----- Recorded data -----

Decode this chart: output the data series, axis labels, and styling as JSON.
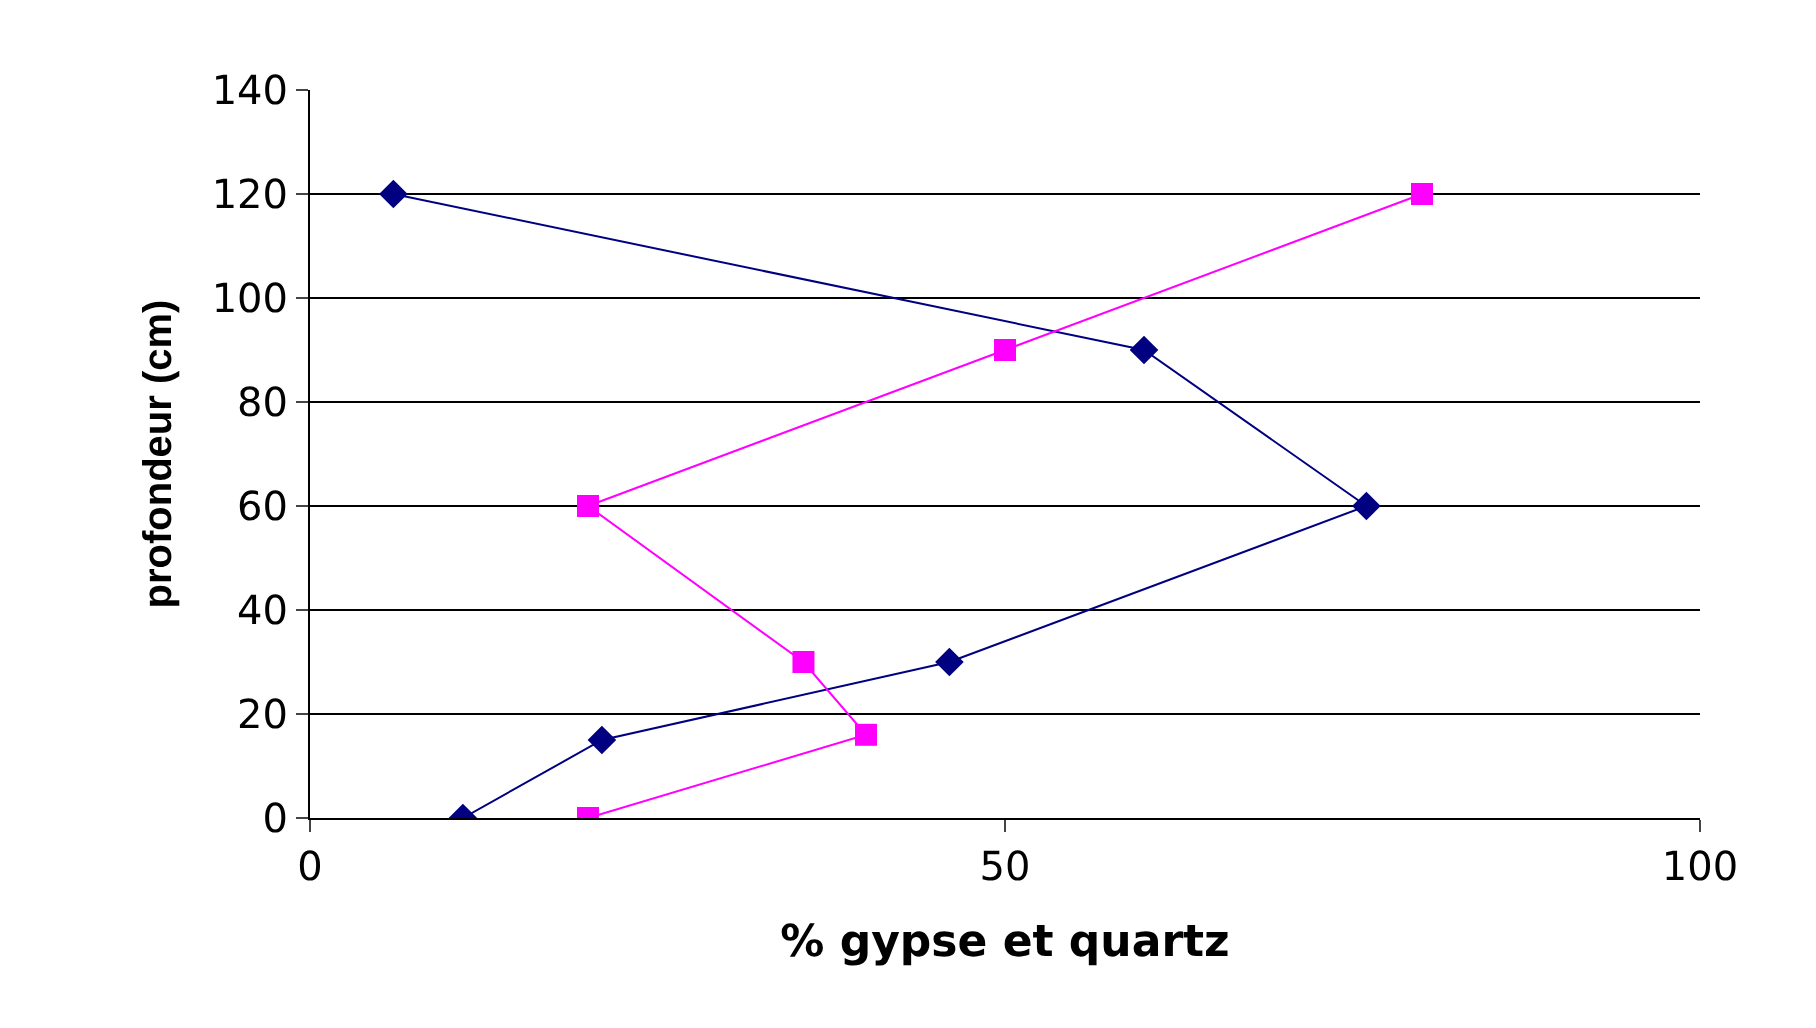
{
  "chart_data": {
    "type": "line",
    "xlabel": "% gypse et quartz",
    "ylabel": "profondeur (cm)",
    "xlim": [
      0,
      100
    ],
    "xticks": [
      0,
      50,
      100
    ],
    "ylim": [
      0,
      140
    ],
    "yticks": [
      0,
      20,
      40,
      60,
      80,
      100,
      120,
      140
    ],
    "grid": "y",
    "series": [
      {
        "color": "#000080",
        "marker": "diamond",
        "x": [
          6,
          60,
          76,
          46,
          21,
          11
        ],
        "values": [
          120,
          90,
          60,
          30,
          15,
          0
        ]
      },
      {
        "color": "#ff00ff",
        "marker": "square",
        "x": [
          80,
          50,
          20,
          35.5,
          40,
          20
        ],
        "values": [
          120,
          90,
          60,
          30,
          16,
          0
        ]
      }
    ]
  }
}
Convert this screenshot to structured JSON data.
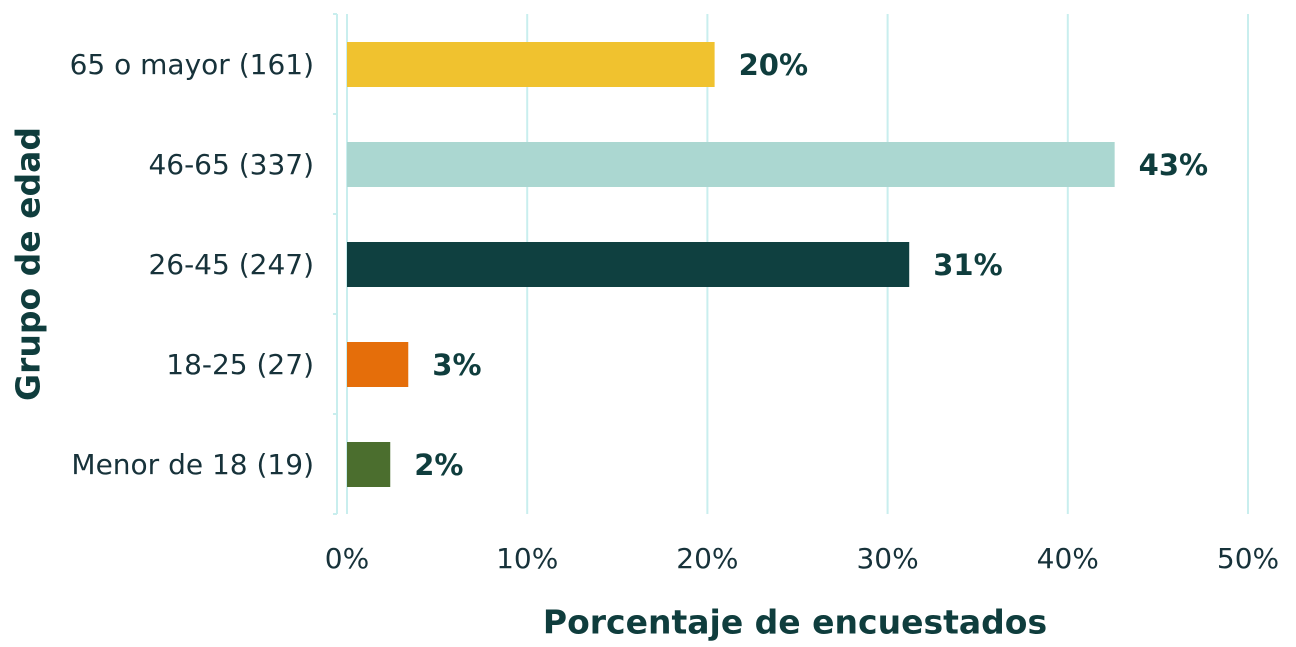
{
  "chart_data": {
    "type": "barh",
    "xlabel": "Porcentaje de encuestados",
    "ylabel": "Grupo de edad",
    "categories": [
      "65 o mayor (161)",
      "46-65 (337)",
      "26-45 (247)",
      "18-25 (27)",
      "Menor de 18 (19)"
    ],
    "values": [
      20.4,
      42.6,
      31.2,
      3.4,
      2.4
    ],
    "value_labels": [
      "20%",
      "43%",
      "31%",
      "3%",
      "2%"
    ],
    "colors": [
      "#f0c22f",
      "#abd7d1",
      "#0f4040",
      "#e56e0a",
      "#4b6e2e"
    ],
    "xlim": [
      0,
      50
    ],
    "xticks": [
      {
        "value": 0,
        "label": "0%"
      },
      {
        "value": 10,
        "label": "10%"
      },
      {
        "value": 20,
        "label": "20%"
      },
      {
        "value": 30,
        "label": "30%"
      },
      {
        "value": 40,
        "label": "40%"
      },
      {
        "value": 50,
        "label": "50%"
      }
    ],
    "grid": true
  }
}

-----

* **Task directions**:
Reproduce every line from the entries that holds the word "this".

* **Response to the exercise**:
Decode this chart: output the data series, axis labels, and styling as JSON.
Convert this screenshot to structured JSON data.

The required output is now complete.